[Part of a data file]
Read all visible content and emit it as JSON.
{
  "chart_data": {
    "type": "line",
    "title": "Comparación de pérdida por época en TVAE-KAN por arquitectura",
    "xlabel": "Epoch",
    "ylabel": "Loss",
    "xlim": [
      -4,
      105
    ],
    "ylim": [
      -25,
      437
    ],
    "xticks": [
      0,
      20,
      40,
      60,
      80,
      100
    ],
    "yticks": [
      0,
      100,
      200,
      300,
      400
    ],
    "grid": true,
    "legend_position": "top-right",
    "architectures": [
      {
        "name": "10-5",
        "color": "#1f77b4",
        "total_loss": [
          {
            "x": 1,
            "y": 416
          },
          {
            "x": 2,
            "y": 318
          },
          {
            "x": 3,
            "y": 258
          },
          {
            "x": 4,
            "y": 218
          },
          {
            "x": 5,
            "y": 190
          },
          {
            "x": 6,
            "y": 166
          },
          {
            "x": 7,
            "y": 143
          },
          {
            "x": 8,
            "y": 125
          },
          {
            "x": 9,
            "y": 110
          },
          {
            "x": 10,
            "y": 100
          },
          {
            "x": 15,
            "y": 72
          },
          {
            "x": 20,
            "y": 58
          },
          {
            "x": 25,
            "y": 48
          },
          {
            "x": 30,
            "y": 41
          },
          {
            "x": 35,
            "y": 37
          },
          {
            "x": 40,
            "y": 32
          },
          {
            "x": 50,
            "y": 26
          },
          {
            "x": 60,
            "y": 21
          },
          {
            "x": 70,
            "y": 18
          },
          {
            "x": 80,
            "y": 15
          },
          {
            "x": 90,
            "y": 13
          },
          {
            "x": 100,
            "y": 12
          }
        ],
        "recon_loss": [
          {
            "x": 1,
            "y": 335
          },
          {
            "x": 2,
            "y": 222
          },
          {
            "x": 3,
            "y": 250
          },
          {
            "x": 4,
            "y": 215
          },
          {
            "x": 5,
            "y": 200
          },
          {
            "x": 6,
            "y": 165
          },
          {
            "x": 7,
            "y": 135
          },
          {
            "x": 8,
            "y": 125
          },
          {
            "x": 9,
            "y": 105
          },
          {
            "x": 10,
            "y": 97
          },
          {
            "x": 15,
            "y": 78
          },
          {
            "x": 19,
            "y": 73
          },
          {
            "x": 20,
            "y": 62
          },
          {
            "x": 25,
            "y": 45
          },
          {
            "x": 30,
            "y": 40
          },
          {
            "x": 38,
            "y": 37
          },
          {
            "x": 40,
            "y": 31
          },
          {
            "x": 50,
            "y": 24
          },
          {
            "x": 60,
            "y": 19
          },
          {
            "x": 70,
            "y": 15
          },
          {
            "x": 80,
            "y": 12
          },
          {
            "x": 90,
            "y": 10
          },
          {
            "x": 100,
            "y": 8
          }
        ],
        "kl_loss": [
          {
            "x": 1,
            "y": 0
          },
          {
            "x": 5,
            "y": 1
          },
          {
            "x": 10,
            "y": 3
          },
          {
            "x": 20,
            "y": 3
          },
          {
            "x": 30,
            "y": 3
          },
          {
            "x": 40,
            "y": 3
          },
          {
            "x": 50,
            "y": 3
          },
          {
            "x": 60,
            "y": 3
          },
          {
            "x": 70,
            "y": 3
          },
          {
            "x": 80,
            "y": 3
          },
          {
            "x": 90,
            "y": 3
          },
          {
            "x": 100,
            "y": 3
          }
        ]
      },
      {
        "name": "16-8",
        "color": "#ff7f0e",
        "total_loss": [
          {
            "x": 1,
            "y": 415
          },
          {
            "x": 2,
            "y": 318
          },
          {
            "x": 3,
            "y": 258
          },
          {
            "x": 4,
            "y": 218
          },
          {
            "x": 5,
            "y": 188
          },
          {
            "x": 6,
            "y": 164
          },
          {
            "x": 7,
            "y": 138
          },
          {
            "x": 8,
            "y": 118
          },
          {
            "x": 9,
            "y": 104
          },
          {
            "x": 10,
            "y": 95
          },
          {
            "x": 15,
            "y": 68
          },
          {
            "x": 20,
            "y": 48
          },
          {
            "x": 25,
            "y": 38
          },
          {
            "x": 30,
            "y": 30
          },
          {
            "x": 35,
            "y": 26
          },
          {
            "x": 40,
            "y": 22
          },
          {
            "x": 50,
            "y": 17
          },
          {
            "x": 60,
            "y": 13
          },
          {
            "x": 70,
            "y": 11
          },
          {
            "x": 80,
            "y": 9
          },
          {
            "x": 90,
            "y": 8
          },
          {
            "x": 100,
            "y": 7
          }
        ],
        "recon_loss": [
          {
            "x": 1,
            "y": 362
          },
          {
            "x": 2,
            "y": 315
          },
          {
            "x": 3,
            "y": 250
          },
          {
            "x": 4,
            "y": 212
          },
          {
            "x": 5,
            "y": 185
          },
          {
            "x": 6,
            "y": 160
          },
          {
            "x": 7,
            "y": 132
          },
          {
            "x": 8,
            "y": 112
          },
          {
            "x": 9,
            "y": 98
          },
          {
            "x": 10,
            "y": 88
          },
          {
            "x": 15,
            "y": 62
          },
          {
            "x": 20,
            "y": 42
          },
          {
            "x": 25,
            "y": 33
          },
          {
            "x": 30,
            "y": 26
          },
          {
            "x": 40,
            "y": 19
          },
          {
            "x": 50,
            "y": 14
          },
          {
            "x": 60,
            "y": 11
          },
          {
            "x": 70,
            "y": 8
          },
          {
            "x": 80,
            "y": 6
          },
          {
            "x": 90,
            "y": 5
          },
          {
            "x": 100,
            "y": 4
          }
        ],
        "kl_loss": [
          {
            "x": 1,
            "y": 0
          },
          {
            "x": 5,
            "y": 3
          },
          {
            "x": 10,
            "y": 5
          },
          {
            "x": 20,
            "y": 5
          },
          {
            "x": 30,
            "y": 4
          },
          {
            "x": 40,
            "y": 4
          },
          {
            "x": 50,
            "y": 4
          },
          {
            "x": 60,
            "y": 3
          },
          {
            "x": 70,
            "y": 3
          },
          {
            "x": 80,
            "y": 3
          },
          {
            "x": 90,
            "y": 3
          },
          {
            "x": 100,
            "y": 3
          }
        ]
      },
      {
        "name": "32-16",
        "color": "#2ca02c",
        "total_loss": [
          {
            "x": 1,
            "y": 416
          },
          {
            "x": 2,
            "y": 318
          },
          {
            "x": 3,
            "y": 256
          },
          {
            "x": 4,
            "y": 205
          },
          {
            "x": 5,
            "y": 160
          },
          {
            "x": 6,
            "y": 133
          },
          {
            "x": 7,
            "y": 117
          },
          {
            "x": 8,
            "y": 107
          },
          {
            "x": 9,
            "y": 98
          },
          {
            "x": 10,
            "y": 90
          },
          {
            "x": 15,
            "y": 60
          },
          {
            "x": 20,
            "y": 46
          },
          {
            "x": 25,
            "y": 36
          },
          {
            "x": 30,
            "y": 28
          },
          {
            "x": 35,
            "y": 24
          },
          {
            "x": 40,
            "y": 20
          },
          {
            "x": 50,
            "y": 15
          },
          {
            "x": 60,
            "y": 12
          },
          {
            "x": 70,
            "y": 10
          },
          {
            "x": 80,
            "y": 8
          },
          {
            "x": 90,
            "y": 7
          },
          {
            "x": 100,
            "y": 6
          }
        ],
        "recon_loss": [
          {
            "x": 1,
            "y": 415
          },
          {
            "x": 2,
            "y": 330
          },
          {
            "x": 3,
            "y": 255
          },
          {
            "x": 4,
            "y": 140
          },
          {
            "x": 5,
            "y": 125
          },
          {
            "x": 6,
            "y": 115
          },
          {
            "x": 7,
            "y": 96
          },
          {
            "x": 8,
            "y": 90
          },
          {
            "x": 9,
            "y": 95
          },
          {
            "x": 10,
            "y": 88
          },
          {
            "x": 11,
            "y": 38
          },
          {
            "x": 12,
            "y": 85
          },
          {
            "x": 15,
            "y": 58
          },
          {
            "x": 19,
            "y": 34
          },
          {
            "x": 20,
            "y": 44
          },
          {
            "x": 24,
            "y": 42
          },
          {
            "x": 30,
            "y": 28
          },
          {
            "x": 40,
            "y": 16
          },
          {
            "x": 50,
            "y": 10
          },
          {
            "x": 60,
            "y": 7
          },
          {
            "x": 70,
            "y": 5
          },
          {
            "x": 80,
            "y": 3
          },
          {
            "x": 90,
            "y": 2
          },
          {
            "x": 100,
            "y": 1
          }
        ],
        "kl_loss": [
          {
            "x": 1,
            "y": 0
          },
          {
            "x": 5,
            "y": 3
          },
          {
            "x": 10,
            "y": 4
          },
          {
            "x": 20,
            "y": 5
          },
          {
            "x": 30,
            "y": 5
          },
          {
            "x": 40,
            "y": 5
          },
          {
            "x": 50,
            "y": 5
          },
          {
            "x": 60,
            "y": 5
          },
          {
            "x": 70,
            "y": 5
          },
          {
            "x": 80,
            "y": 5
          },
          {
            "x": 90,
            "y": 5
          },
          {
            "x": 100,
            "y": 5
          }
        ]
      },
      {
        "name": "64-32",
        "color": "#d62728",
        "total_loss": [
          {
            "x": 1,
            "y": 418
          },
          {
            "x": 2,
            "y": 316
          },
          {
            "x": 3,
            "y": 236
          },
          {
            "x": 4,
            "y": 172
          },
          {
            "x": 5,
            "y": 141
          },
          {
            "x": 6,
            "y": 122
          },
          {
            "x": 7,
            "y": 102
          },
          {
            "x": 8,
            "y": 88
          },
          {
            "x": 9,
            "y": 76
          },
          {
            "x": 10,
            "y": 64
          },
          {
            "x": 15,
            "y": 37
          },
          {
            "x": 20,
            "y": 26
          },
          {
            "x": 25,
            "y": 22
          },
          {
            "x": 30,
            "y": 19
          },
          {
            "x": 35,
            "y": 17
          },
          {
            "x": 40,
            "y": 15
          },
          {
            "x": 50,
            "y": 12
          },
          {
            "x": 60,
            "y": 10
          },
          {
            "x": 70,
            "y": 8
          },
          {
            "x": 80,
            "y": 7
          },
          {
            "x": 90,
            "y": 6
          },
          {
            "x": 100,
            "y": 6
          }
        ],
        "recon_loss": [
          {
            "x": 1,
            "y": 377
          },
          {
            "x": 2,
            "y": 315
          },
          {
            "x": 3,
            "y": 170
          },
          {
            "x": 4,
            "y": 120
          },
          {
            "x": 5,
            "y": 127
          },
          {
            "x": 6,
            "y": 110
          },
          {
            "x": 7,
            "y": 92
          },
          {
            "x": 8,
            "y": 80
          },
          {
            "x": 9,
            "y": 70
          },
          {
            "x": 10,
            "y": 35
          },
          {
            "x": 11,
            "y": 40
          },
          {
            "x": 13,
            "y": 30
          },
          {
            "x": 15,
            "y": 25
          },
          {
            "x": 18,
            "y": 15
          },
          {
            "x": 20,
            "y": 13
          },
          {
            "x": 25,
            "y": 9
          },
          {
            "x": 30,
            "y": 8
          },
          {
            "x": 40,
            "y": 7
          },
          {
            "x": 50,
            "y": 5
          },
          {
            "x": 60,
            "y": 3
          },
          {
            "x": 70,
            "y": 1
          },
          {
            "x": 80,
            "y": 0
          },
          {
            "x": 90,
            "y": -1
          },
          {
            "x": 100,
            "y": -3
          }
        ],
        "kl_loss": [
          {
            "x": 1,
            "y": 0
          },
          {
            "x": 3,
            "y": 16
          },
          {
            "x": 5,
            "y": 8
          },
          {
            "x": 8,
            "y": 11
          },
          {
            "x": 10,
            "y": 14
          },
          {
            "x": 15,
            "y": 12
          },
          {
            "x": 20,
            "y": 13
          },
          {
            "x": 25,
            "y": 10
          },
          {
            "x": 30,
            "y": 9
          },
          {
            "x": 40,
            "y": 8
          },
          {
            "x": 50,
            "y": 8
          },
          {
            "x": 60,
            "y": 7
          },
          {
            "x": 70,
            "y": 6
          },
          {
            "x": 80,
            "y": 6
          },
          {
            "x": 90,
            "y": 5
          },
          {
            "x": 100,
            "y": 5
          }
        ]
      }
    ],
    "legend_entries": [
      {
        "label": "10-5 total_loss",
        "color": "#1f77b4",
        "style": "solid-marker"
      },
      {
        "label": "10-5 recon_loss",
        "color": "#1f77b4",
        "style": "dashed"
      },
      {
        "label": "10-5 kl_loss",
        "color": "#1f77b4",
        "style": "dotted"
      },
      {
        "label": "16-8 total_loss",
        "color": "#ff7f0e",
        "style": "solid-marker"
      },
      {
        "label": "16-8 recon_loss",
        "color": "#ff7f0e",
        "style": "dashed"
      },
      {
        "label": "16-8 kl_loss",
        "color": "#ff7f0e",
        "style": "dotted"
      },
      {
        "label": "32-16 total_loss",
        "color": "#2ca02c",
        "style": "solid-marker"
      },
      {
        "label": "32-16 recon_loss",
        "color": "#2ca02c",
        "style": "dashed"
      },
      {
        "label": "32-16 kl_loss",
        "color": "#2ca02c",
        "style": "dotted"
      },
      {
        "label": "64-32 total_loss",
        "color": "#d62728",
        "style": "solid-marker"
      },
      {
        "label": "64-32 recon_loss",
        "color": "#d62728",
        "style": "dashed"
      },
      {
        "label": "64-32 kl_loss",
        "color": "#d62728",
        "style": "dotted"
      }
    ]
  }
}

> _Exercise instructions_
Search the lines for "name". Copy each line that has it.

> _Finished task_
        "name": "10-5",
        "name": "16-8",
        "name": "32-16",
        "name": "64-32",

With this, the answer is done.